- **To be done**
Go through the data below and gather each line containing "number".

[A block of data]

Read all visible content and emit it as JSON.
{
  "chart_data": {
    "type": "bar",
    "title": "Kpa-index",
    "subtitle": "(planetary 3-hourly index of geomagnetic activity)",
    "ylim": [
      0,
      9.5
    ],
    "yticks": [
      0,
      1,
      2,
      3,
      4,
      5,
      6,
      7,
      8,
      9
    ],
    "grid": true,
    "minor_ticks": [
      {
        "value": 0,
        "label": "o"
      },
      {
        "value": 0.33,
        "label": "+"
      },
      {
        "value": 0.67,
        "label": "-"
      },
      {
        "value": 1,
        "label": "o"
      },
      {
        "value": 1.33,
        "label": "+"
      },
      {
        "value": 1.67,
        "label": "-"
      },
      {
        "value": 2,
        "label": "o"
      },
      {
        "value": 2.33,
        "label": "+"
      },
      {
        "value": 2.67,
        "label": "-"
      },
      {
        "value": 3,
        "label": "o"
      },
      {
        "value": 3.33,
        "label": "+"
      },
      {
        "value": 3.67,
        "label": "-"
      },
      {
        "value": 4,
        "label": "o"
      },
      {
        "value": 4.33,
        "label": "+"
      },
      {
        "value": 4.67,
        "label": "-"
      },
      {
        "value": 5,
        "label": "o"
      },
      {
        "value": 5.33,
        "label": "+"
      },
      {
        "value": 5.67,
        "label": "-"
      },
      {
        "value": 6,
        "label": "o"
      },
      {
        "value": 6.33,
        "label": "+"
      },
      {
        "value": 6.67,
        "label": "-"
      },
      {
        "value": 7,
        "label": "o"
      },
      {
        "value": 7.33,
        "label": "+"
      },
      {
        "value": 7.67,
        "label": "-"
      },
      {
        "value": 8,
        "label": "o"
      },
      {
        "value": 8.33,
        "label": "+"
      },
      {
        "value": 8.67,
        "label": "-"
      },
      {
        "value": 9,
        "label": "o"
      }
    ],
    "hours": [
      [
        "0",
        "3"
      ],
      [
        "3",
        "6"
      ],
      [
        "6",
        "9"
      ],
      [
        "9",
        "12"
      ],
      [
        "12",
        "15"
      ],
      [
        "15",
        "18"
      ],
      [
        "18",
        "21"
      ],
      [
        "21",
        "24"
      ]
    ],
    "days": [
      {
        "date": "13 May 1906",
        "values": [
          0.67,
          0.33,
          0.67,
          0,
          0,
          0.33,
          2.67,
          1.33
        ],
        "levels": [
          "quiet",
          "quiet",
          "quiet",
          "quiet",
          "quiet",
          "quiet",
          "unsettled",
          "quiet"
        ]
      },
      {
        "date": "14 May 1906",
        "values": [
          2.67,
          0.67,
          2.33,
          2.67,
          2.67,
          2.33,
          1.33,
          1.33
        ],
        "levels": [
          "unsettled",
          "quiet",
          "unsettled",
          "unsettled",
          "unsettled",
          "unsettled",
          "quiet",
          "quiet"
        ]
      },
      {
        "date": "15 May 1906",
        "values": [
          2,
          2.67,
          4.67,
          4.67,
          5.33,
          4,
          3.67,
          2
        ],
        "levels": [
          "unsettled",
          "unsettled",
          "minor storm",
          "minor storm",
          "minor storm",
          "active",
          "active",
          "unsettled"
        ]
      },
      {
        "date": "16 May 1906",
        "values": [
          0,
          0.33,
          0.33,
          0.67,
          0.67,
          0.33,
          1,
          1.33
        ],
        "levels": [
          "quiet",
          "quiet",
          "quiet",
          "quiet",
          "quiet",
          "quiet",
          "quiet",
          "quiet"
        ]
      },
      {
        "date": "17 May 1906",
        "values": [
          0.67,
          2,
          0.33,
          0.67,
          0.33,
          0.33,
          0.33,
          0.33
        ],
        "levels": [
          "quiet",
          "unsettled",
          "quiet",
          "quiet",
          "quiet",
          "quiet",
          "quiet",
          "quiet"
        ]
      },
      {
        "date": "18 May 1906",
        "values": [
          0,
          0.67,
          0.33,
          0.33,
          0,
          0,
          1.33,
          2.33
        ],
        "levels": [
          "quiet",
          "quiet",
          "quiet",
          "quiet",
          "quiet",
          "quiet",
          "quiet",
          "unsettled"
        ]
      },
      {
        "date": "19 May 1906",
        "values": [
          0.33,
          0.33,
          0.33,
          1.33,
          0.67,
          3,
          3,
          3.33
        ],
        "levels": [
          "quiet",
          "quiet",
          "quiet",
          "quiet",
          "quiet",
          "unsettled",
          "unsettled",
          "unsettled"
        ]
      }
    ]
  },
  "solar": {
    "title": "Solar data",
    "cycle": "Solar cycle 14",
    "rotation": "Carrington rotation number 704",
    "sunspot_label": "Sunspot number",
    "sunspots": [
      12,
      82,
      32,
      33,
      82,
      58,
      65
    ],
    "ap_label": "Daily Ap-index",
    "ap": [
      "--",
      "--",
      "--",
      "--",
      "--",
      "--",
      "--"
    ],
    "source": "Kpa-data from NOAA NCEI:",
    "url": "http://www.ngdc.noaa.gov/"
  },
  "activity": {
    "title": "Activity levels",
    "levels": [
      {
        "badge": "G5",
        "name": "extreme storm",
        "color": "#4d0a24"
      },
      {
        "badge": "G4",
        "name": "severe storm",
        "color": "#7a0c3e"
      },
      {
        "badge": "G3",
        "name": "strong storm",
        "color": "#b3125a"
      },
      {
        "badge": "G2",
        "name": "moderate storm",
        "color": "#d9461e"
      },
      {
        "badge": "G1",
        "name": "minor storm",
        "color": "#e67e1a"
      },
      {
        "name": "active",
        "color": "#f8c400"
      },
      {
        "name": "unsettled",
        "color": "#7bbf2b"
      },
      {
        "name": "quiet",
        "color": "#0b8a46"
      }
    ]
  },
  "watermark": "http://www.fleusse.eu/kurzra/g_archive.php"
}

- **Solution to this problem**
    "rotation": "Carrington rotation number 704",
    "sunspot_label": "Sunspot number",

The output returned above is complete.